Stored records
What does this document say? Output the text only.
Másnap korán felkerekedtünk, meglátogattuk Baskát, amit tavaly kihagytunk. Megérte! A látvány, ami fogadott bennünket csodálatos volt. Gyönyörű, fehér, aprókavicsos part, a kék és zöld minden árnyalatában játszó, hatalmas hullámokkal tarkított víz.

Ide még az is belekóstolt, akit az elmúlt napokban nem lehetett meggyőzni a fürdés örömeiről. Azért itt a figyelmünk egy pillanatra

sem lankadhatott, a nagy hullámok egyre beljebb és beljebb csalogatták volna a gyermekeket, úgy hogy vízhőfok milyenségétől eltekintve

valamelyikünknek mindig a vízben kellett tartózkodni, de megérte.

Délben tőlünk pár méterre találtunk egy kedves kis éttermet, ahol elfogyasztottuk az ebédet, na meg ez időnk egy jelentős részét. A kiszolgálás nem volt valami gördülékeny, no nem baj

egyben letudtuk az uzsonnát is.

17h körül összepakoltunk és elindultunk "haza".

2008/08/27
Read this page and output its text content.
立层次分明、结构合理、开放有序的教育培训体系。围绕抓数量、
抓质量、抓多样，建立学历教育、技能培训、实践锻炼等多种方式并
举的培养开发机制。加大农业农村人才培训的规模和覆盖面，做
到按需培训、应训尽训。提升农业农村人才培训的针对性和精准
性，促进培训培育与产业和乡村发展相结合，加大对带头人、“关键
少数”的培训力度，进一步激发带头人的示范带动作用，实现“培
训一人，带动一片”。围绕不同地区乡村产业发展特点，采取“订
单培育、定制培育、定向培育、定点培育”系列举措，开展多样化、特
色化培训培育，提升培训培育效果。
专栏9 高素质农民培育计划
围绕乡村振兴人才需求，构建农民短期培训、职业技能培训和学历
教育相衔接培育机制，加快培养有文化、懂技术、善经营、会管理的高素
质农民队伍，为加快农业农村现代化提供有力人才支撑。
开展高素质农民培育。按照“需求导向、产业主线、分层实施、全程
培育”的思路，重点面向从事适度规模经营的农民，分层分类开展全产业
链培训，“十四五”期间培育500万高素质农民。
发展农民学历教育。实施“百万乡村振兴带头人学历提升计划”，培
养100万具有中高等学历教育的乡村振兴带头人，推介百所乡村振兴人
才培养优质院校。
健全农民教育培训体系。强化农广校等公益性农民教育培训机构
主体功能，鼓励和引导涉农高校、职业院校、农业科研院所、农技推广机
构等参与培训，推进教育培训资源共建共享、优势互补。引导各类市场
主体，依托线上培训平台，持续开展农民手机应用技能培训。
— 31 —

## THE PROBLEM
Return all lines with the word "text" in them.

## COMPLETE OUTPUT
What does this document say? Output the text only.
Read this page and output its text content.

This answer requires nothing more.